- _DATA FOR PROCESSING_
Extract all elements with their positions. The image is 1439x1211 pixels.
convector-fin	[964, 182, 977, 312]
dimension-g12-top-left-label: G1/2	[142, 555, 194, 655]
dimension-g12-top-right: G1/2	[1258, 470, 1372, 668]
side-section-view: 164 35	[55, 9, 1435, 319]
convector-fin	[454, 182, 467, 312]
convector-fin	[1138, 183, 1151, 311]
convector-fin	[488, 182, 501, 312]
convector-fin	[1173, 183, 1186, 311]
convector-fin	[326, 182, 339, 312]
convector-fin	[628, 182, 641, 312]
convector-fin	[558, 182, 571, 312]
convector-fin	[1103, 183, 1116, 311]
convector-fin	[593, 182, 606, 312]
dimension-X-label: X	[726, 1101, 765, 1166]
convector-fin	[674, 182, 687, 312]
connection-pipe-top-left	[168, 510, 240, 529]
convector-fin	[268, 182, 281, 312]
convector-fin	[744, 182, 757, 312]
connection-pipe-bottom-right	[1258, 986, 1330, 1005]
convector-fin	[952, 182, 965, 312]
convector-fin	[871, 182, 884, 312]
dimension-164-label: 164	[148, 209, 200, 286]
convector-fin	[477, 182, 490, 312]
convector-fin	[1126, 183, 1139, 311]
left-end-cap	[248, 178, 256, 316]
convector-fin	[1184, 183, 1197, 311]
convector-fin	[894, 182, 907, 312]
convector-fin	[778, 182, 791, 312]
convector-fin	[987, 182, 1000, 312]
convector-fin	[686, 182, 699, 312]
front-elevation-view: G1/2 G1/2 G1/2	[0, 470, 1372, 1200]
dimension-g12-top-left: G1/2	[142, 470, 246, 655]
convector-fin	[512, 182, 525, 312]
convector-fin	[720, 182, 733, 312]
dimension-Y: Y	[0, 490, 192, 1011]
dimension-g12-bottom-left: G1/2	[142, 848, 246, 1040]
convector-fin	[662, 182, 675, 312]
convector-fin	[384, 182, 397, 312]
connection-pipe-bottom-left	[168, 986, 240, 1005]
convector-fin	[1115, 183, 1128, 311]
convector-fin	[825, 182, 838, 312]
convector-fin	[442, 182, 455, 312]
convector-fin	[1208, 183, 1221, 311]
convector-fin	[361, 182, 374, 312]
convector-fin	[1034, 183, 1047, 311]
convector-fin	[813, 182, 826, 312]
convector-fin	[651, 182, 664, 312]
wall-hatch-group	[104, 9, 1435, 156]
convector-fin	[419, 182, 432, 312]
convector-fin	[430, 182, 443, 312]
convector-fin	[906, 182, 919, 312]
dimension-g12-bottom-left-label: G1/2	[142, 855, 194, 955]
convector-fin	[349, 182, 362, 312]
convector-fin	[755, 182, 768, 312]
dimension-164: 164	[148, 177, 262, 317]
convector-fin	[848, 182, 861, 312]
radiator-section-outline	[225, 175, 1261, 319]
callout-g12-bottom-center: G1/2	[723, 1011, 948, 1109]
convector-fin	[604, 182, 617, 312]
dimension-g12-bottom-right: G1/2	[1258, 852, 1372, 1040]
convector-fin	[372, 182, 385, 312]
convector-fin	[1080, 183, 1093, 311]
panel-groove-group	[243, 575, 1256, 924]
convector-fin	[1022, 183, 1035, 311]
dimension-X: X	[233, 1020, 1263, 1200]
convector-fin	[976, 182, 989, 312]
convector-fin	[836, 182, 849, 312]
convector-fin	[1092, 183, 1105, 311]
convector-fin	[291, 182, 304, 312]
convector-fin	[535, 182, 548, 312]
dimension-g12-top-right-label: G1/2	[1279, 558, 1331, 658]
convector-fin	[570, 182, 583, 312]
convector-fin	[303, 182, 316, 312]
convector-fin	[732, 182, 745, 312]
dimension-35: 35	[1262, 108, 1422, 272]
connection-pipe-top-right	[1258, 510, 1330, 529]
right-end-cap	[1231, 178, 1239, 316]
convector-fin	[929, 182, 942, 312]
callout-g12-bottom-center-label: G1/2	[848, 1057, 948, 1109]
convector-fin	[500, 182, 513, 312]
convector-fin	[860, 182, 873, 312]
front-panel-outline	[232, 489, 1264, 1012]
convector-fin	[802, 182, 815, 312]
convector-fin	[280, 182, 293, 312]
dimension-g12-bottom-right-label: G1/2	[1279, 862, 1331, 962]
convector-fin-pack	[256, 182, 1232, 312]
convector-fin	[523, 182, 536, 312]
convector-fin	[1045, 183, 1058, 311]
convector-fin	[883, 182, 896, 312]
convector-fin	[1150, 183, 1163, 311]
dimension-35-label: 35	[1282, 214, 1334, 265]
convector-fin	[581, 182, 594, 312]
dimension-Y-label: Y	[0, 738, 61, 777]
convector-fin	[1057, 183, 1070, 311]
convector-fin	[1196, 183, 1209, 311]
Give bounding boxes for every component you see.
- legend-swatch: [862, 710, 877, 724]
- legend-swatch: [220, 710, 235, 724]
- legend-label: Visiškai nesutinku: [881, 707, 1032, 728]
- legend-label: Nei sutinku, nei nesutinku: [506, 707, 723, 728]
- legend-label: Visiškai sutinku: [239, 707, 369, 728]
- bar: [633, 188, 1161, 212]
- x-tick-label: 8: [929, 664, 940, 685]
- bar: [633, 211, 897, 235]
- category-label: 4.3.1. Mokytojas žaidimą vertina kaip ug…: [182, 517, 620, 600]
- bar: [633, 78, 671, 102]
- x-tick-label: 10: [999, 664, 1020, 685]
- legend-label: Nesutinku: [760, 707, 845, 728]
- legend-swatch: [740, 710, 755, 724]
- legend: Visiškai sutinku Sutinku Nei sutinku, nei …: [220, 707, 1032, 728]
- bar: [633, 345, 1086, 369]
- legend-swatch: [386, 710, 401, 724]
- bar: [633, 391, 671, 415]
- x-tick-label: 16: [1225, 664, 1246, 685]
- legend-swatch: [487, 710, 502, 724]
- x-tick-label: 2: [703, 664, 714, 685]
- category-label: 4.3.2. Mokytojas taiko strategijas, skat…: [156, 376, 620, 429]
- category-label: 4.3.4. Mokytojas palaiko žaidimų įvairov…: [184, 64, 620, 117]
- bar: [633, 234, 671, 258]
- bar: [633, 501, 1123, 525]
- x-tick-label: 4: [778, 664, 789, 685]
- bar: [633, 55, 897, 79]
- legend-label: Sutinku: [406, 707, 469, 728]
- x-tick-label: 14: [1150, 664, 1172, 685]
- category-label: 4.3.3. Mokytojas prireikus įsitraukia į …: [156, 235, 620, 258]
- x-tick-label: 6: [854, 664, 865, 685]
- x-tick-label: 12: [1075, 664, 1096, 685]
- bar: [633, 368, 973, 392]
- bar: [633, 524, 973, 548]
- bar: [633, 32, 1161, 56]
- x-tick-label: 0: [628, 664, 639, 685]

- _REQUIRED TASK_
Arrange every line of the entries above as a numbered list, leaving out any blank lines.

- _COMPLETED EXERCISE_
1. Extract all elements with their positions. The image is 1439x1211 pixels.
2. convector-fin	[964, 182, 977, 312]
3. dimension-g12-top-left-label: G1/2	[142, 555, 194, 655]
4. dimension-g12-top-right: G1/2	[1258, 470, 1372, 668]
5. side-section-view: 164 35	[55, 9, 1435, 319]
6. convector-fin	[454, 182, 467, 312]
7. convector-fin	[1138, 183, 1151, 311]
8. convector-fin	[488, 182, 501, 312]
9. convector-fin	[1173, 183, 1186, 311]
10. convector-fin	[326, 182, 339, 312]
11. convector-fin	[628, 182, 641, 312]
12. convector-fin	[558, 182, 571, 312]
13. convector-fin	[1103, 183, 1116, 311]
14. convector-fin	[593, 182, 606, 312]
15. dimension-X-label: X	[726, 1101, 765, 1166]
16. convector-fin	[674, 182, 687, 312]
17. connection-pipe-top-left	[168, 510, 240, 529]
18. convector-fin	[268, 182, 281, 312]
19. convector-fin	[744, 182, 757, 312]
20. connection-pipe-bottom-right	[1258, 986, 1330, 1005]
21. convector-fin	[952, 182, 965, 312]
22. convector-fin	[871, 182, 884, 312]
23. dimension-164-label: 164	[148, 209, 200, 286]
24. convector-fin	[477, 182, 490, 312]
25. convector-fin	[1126, 183, 1139, 311]
26. left-end-cap	[248, 178, 256, 316]
27. convector-fin	[1184, 183, 1197, 311]
28. convector-fin	[894, 182, 907, 312]
29. convector-fin	[778, 182, 791, 312]
30. convector-fin	[987, 182, 1000, 312]
31. convector-fin	[686, 182, 699, 312]
32. front-elevation-view: G1/2 G1/2 G1/2	[0, 470, 1372, 1200]
33. dimension-g12-top-left: G1/2	[142, 470, 246, 655]
34. convector-fin	[512, 182, 525, 312]
35. convector-fin	[720, 182, 733, 312]
36. dimension-Y: Y	[0, 490, 192, 1011]
37. dimension-g12-bottom-left: G1/2	[142, 848, 246, 1040]
38. convector-fin	[662, 182, 675, 312]
39. convector-fin	[384, 182, 397, 312]
40. connection-pipe-bottom-left	[168, 986, 240, 1005]
41. convector-fin	[1115, 183, 1128, 311]
42. convector-fin	[825, 182, 838, 312]
43. convector-fin	[442, 182, 455, 312]
44. convector-fin	[1208, 183, 1221, 311]
45. convector-fin	[361, 182, 374, 312]
46. convector-fin	[1034, 183, 1047, 311]
47. convector-fin	[813, 182, 826, 312]
48. convector-fin	[651, 182, 664, 312]
49. wall-hatch-group	[104, 9, 1435, 156]
50. convector-fin	[419, 182, 432, 312]
51. convector-fin	[430, 182, 443, 312]
52. convector-fin	[906, 182, 919, 312]
53. dimension-g12-bottom-left-label: G1/2	[142, 855, 194, 955]
54. convector-fin	[349, 182, 362, 312]
55. convector-fin	[755, 182, 768, 312]
56. dimension-164: 164	[148, 177, 262, 317]
57. convector-fin	[848, 182, 861, 312]
58. radiator-section-outline	[225, 175, 1261, 319]
59. callout-g12-bottom-center: G1/2	[723, 1011, 948, 1109]
60. convector-fin	[604, 182, 617, 312]
61. dimension-g12-bottom-right: G1/2	[1258, 852, 1372, 1040]
62. convector-fin	[372, 182, 385, 312]
63. convector-fin	[1080, 183, 1093, 311]
64. panel-groove-group	[243, 575, 1256, 924]
65. convector-fin	[1022, 183, 1035, 311]
66. dimension-X: X	[233, 1020, 1263, 1200]
67. convector-fin	[976, 182, 989, 312]
68. convector-fin	[836, 182, 849, 312]
69. convector-fin	[1092, 183, 1105, 311]
70. convector-fin	[291, 182, 304, 312]
71. convector-fin	[535, 182, 548, 312]
72. dimension-g12-top-right-label: G1/2	[1279, 558, 1331, 658]
73. convector-fin	[570, 182, 583, 312]
74. convector-fin	[303, 182, 316, 312]
75. convector-fin	[732, 182, 745, 312]
76. dimension-35: 35	[1262, 108, 1422, 272]
77. connection-pipe-top-right	[1258, 510, 1330, 529]
78. right-end-cap	[1231, 178, 1239, 316]
79. convector-fin	[929, 182, 942, 312]
80. callout-g12-bottom-center-label: G1/2	[848, 1057, 948, 1109]
81. convector-fin	[500, 182, 513, 312]
82. convector-fin	[860, 182, 873, 312]
83. front-panel-outline	[232, 489, 1264, 1012]
84. convector-fin	[802, 182, 815, 312]
85. convector-fin	[280, 182, 293, 312]
86. dimension-g12-bottom-right-label: G1/2	[1279, 862, 1331, 962]
87. convector-fin-pack	[256, 182, 1232, 312]
88. convector-fin	[523, 182, 536, 312]
89. convector-fin	[1045, 183, 1058, 311]
90. convector-fin	[883, 182, 896, 312]
91. convector-fin	[1150, 183, 1163, 311]
92. dimension-35-label: 35	[1282, 214, 1334, 265]
93. convector-fin	[581, 182, 594, 312]
94. dimension-Y-label: Y	[0, 738, 61, 777]
95. convector-fin	[1057, 183, 1070, 311]
96. convector-fin	[1196, 183, 1209, 311]
97. Give bounding boxes for every component you see.
98. - legend-swatch: [862, 710, 877, 724]
99. - legend-swatch: [220, 710, 235, 724]
100. - legend-label: Visiškai nesutinku: [881, 707, 1032, 728]
101. - legend-label: Nei sutinku, nei nesutinku: [506, 707, 723, 728]
102. - legend-label: Visiškai sutinku: [239, 707, 369, 728]
103. - bar: [633, 188, 1161, 212]
104. - x-tick-label: 8: [929, 664, 940, 685]
105. - bar: [633, 211, 897, 235]
106. - category-label: 4.3.1. Mokytojas žaidimą vertina kaip ug…: [182, 517, 620, 600]
107. - bar: [633, 78, 671, 102]
108. - x-tick-label: 10: [999, 664, 1020, 685]
109. - legend-label: Nesutinku: [760, 707, 845, 728]
110. - legend-swatch: [740, 710, 755, 724]
111. - legend: Visiškai sutinku Sutinku Nei sutinku, nei …: [220, 707, 1032, 728]
112. - bar: [633, 345, 1086, 369]
113. - legend-swatch: [386, 710, 401, 724]
114. - bar: [633, 391, 671, 415]
115. - x-tick-label: 16: [1225, 664, 1246, 685]
116. - legend-swatch: [487, 710, 502, 724]
117. - x-tick-label: 2: [703, 664, 714, 685]
118. - category-label: 4.3.2. Mokytojas taiko strategijas, skat…: [156, 376, 620, 429]
119. - category-label: 4.3.4. Mokytojas palaiko žaidimų įvairov…: [184, 64, 620, 117]
120. - bar: [633, 234, 671, 258]
121. - bar: [633, 501, 1123, 525]
122. - x-tick-label: 4: [778, 664, 789, 685]
123. - bar: [633, 55, 897, 79]
124. - legend-label: Sutinku: [406, 707, 469, 728]
125. - x-tick-label: 14: [1150, 664, 1172, 685]
126. - category-label: 4.3.3. Mokytojas prireikus įsitraukia į …: [156, 235, 620, 258]
127. - x-tick-label: 6: [854, 664, 865, 685]
128. - x-tick-label: 12: [1075, 664, 1096, 685]
129. - bar: [633, 368, 973, 392]
130. - bar: [633, 524, 973, 548]
131. - bar: [633, 32, 1161, 56]
132. - x-tick-label: 0: [628, 664, 639, 685]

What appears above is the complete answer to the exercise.